Retype the records below exactly as they appear.

-------- Records for this task

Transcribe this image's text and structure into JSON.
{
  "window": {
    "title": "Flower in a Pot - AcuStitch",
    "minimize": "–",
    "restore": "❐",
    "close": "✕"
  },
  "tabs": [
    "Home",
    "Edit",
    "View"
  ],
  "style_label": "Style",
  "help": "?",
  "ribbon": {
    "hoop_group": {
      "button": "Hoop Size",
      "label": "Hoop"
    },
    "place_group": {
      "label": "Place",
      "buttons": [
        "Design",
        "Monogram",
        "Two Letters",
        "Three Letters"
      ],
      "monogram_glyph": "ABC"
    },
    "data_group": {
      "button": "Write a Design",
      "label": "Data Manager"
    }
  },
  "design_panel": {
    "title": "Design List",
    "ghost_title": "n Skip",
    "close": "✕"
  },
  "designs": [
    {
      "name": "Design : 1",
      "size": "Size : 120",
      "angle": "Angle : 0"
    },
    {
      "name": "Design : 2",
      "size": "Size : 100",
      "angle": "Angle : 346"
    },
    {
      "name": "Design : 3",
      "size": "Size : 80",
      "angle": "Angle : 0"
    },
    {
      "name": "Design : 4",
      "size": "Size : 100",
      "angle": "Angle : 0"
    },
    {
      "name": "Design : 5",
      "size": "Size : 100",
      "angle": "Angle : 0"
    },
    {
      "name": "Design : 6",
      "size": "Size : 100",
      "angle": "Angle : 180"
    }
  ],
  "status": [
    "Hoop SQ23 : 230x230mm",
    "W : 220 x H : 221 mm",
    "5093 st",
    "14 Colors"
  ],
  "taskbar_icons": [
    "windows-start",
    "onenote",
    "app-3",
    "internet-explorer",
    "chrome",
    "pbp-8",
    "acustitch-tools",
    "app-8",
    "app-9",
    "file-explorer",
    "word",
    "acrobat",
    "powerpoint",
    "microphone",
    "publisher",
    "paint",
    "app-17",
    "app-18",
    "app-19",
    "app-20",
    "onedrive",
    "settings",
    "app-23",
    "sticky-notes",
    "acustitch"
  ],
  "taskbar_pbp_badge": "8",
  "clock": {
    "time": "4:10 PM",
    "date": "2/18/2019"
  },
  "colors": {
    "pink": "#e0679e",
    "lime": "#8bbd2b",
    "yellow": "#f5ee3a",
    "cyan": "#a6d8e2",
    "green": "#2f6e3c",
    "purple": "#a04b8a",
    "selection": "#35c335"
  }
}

----------------

[Reply]
Transcribe this image's text and structure into JSON.
{
  "window": {
    "title": "Flower in a Pot - AcuStitch",
    "minimize": "–",
    "restore": "❐",
    "close": "✕"
  },
  "tabs": [
    "Home",
    "Edit",
    "View"
  ],
  "style_label": "Style",
  "help": "?",
  "ribbon": {
    "hoop_group": {
      "button": "Hoop Size",
      "label": "Hoop"
    },
    "place_group": {
      "label": "Place",
      "buttons": [
        "Design",
        "Monogram",
        "Two Letters",
        "Three Letters"
      ],
      "monogram_glyph": "ABC"
    },
    "data_group": {
      "button": "Write a Design",
      "label": "Data Manager"
    }
  },
  "design_panel": {
    "title": "Design List",
    "ghost_title": "n Skip",
    "close": "✕"
  },
  "designs": [
    {
      "name": "Design : 1",
      "size": "Size : 120",
      "angle": "Angle : 0"
    },
    {
      "name": "Design : 2",
      "size": "Size : 100",
      "angle": "Angle : 346"
    },
    {
      "name": "Design : 3",
      "size": "Size : 80",
      "angle": "Angle : 0"
    },
    {
      "name": "Design : 4",
      "size": "Size : 100",
      "angle": "Angle : 0"
    },
    {
      "name": "Design : 5",
      "size": "Size : 100",
      "angle": "Angle : 0"
    },
    {
      "name": "Design : 6",
      "size": "Size : 100",
      "angle": "Angle : 180"
    }
  ],
  "status": [
    "Hoop SQ23 : 230x230mm",
    "W : 220 x H : 221 mm",
    "5093 st",
    "14 Colors"
  ],
  "taskbar_icons": [
    "windows-start",
    "onenote",
    "app-3",
    "internet-explorer",
    "chrome",
    "pbp-8",
    "acustitch-tools",
    "app-8",
    "app-9",
    "file-explorer",
    "word",
    "acrobat",
    "powerpoint",
    "microphone",
    "publisher",
    "paint",
    "app-17",
    "app-18",
    "app-19",
    "app-20",
    "onedrive",
    "settings",
    "app-23",
    "sticky-notes",
    "acustitch"
  ],
  "taskbar_pbp_badge": "8",
  "clock": {
    "time": "4:10 PM",
    "date": "2/18/2019"
  },
  "colors": {
    "pink": "#e0679e",
    "lime": "#8bbd2b",
    "yellow": "#f5ee3a",
    "cyan": "#a6d8e2",
    "green": "#2f6e3c",
    "purple": "#a04b8a",
    "selection": "#35c335"
  }
}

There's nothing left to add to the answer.